▸ **TASK PROMPT**: Please write out every one of the records below word for word, leaving the pictures out.

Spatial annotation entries
======
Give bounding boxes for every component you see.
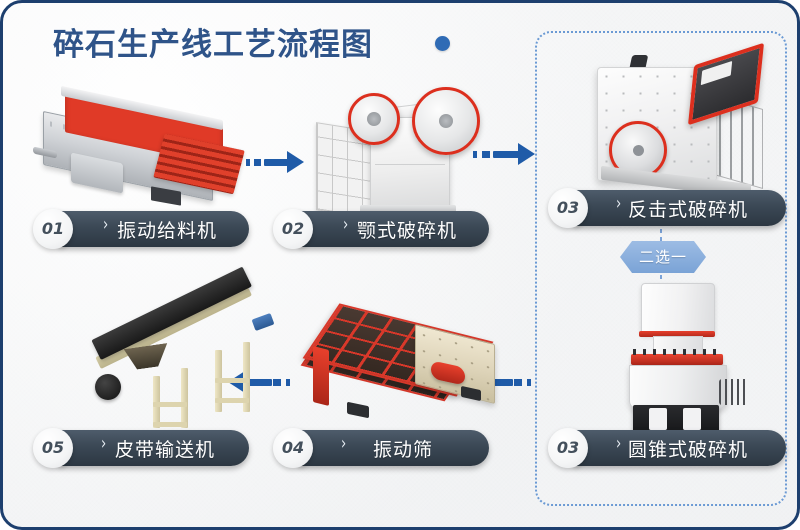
impact-lifting-lug (630, 55, 649, 67)
step-number-badge: 04 (273, 428, 313, 468)
arrow-shaft (493, 151, 520, 158)
conveyor-leg (181, 368, 188, 428)
page-title: 碎石生产线工艺流程图 (53, 19, 373, 64)
step-label-text: 振动筛 (373, 435, 433, 462)
option-connector-top (660, 229, 662, 243)
screen-foot-left (347, 402, 369, 419)
arrow-head (287, 151, 304, 173)
chevron-right-icon: › (343, 215, 348, 235)
equipment-image-belt-conveyor (95, 298, 280, 433)
equipment-image-vibrating-feeder (31, 101, 246, 211)
cone-adjustment-ring (631, 354, 723, 365)
step-label-text: 皮带输送机 (115, 435, 215, 462)
jaw-flywheel-front (412, 87, 480, 155)
choose-one-badge: 二选一 (620, 241, 706, 273)
equipment-image-cone-crusher (603, 283, 763, 438)
cone-main-frame (629, 365, 727, 409)
chevron-right-icon: › (616, 194, 621, 214)
flow-arrow-1 (246, 151, 304, 173)
step-number-badge: 01 (33, 209, 73, 249)
cone-feed-hopper (641, 283, 715, 335)
conveyor-brace (153, 422, 187, 427)
step-number-badge: 03 (548, 428, 588, 468)
arrow-dash (482, 151, 490, 158)
chevron-right-icon: › (616, 434, 621, 454)
arrow-dash (254, 159, 261, 166)
conveyor-brace (215, 398, 249, 403)
arrow-dot (527, 379, 531, 386)
jaw-flywheel-rear (348, 93, 400, 145)
step-label-text: 颚式破碎机 (357, 216, 457, 243)
arrow-dot (286, 379, 290, 386)
chevron-right-icon: › (103, 215, 108, 235)
arrow-head (518, 143, 535, 165)
screen-side-rail (313, 346, 329, 406)
conveyor-brace (153, 402, 187, 407)
flow-arrow-2 (473, 143, 535, 165)
conveyor-belt (91, 267, 252, 360)
conveyor-brace (215, 378, 249, 383)
cone-drive-motor (719, 379, 749, 405)
chevron-right-icon: › (101, 434, 106, 454)
step-number-badge: 03 (548, 188, 588, 228)
arrow-shaft (264, 159, 289, 166)
step-label-text: 反击式破碎机 (628, 195, 748, 222)
equipment-image-impact-crusher (579, 49, 779, 199)
title-accent-dot (435, 36, 450, 51)
arrow-dot (246, 159, 250, 166)
step-label-text: 圆锥式破碎机 (628, 435, 748, 462)
conveyor-tail-pulley (95, 374, 121, 400)
equipment-image-jaw-crusher (308, 75, 483, 215)
chevron-right-icon: › (341, 434, 346, 454)
step-number-badge: 02 (273, 209, 313, 249)
conveyor-head-drive (252, 313, 275, 331)
step-number-badge: 05 (33, 428, 73, 468)
arrow-dot (473, 151, 477, 158)
arrow-dash (514, 379, 522, 386)
equipment-image-vibrating-screen (303, 308, 503, 428)
flowchart-page: 碎石生产线工艺流程图 (0, 0, 800, 530)
step-label-text: 振动给料机 (117, 216, 217, 243)
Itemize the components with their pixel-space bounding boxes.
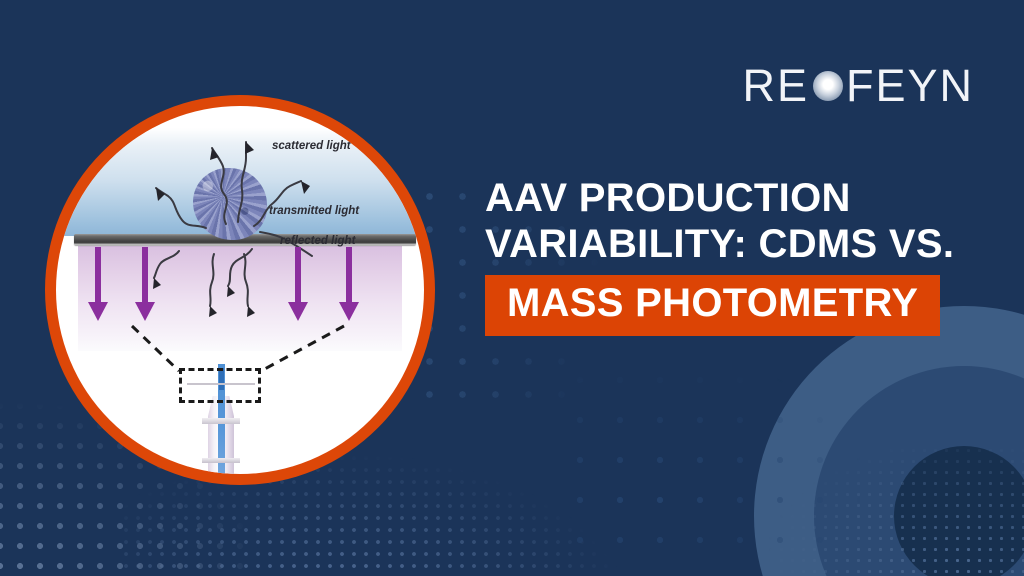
label-transmitted-light: transmitted light <box>269 205 359 217</box>
page-title: AAV PRODUCTION VARIABILITY: CDMS VS. MAS… <box>485 176 995 336</box>
title-line-1: AAV PRODUCTION <box>485 176 995 222</box>
title-line-2: VARIABILITY: CDMS VS. <box>485 222 995 268</box>
glowing-dot-icon <box>813 71 843 101</box>
detail-zoom-box <box>179 368 261 403</box>
ring-outer <box>754 306 1024 576</box>
label-reflected-light: reflected light <box>280 235 355 247</box>
logo-text-after: FEYN <box>846 60 974 112</box>
illustration-circle: scattered light transmitted light reflec… <box>45 95 435 485</box>
slide-canvas: RE FEYN AAV PRODUCTION VARIABILITY: CDMS… <box>0 0 1024 576</box>
light-paths-svg <box>56 106 424 474</box>
objective-band-lower <box>202 458 240 463</box>
concentric-rings-decoration <box>754 306 1024 576</box>
objective-band-upper <box>202 418 240 424</box>
ring-inner <box>894 446 1024 576</box>
illustration-canvas: scattered light transmitted light reflec… <box>56 106 424 474</box>
logo-text-before: RE <box>742 60 809 112</box>
halftone-dots-right <box>600 346 1024 576</box>
ring-mid <box>814 366 1024 576</box>
halftone-dots-mid-right <box>560 360 860 560</box>
refeyn-logo[interactable]: RE FEYN <box>742 60 974 112</box>
title-highlight-badge: MASS PHOTOMETRY <box>485 275 940 336</box>
label-scattered-light: scattered light <box>272 140 351 152</box>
======
▸ **WRITTEN RESPONSE**:
Give bounding boxes for every component you see.
impact-lifting-lug (630, 55, 649, 67)
step-number-badge: 04 (273, 428, 313, 468)
arrow-shaft (493, 151, 520, 158)
conveyor-leg (181, 368, 188, 428)
page-title: 碎石生产线工艺流程图 (53, 19, 373, 64)
step-label-text: 振动筛 (373, 435, 433, 462)
option-connector-top (660, 229, 662, 243)
screen-foot-left (347, 402, 369, 419)
arrow-head (287, 151, 304, 173)
chevron-right-icon: › (343, 215, 348, 235)
equipment-image-belt-conveyor (95, 298, 280, 433)
equipment-image-vibrating-feeder (31, 101, 246, 211)
cone-adjustment-ring (631, 354, 723, 365)
step-label-text: 皮带输送机 (115, 435, 215, 462)
jaw-flywheel-front (412, 87, 480, 155)
choose-one-badge: 二选一 (620, 241, 706, 273)
equipment-image-cone-crusher (603, 283, 763, 438)
cone-main-frame (629, 365, 727, 409)
chevron-right-icon: › (616, 194, 621, 214)
flow-arrow-1 (246, 151, 304, 173)
step-number-badge: 01 (33, 209, 73, 249)
cone-feed-hopper (641, 283, 715, 335)
conveyor-brace (153, 422, 187, 427)
step-number-badge: 03 (548, 428, 588, 468)
arrow-dash (482, 151, 490, 158)
chevron-right-icon: › (616, 434, 621, 454)
arrow-dash (254, 159, 261, 166)
conveyor-brace (215, 398, 249, 403)
arrow-dot (527, 379, 531, 386)
jaw-flywheel-rear (348, 93, 400, 145)
step-label-text: 颚式破碎机 (357, 216, 457, 243)
arrow-dot (286, 379, 290, 386)
chevron-right-icon: › (103, 215, 108, 235)
arrow-head (518, 143, 535, 165)
screen-side-rail (313, 346, 329, 406)
conveyor-brace (153, 402, 187, 407)
flow-arrow-2 (473, 143, 535, 165)
conveyor-belt (91, 267, 252, 360)
conveyor-brace (215, 378, 249, 383)
cone-drive-motor (719, 379, 749, 405)
chevron-right-icon: › (101, 434, 106, 454)
step-number-badge: 03 (548, 188, 588, 228)
arrow-shaft (264, 159, 289, 166)
step-label-text: 反击式破碎机 (628, 195, 748, 222)
equipment-image-impact-crusher (579, 49, 779, 199)
title-accent-dot (435, 36, 450, 51)
arrow-dot (246, 159, 250, 166)
step-label-text: 圆锥式破碎机 (628, 435, 748, 462)
conveyor-tail-pulley (95, 374, 121, 400)
equipment-image-jaw-crusher (308, 75, 483, 215)
chevron-right-icon: › (341, 434, 346, 454)
step-number-badge: 02 (273, 209, 313, 249)
conveyor-head-drive (252, 313, 275, 331)
step-number-badge: 05 (33, 428, 73, 468)
arrow-dot (473, 151, 477, 158)
arrow-dash (514, 379, 522, 386)
equipment-image-vibrating-screen (303, 308, 503, 428)
flowchart-page: 碎石生产线工艺流程图 (0, 0, 800, 530)
step-label-text: 振动给料机 (117, 216, 217, 243)
Itemize the components with their pixel-space bounding boxes.
label-transmitted-light: transmitted light <box>269 205 359 217</box>
page-title: AAV PRODUCTION VARIABILITY: CDMS VS. MAS… <box>485 176 995 336</box>
title-line-1: AAV PRODUCTION <box>485 176 995 222</box>
title-line-2: VARIABILITY: CDMS VS. <box>485 222 995 268</box>
glowing-dot-icon <box>813 71 843 101</box>
detail-zoom-box <box>179 368 261 403</box>
ring-outer <box>754 306 1024 576</box>
label-reflected-light: reflected light <box>280 235 355 247</box>
logo-text-after: FEYN <box>846 60 974 112</box>
illustration-circle: scattered light transmitted light reflec… <box>45 95 435 485</box>
slide-canvas: RE FEYN AAV PRODUCTION VARIABILITY: CDMS… <box>0 0 1024 576</box>
light-paths-svg <box>56 106 424 474</box>
objective-band-lower <box>202 458 240 463</box>
concentric-rings-decoration <box>754 306 1024 576</box>
objective-band-upper <box>202 418 240 424</box>
ring-inner <box>894 446 1024 576</box>
illustration-canvas: scattered light transmitted light reflec… <box>56 106 424 474</box>
logo-text-before: RE <box>742 60 809 112</box>
halftone-dots-right <box>600 346 1024 576</box>
ring-mid <box>814 366 1024 576</box>
halftone-dots-mid-right <box>560 360 860 560</box>
refeyn-logo[interactable]: RE FEYN <box>742 60 974 112</box>
title-highlight-badge: MASS PHOTOMETRY <box>485 275 940 336</box>
label-scattered-light: scattered light <box>272 140 351 152</box>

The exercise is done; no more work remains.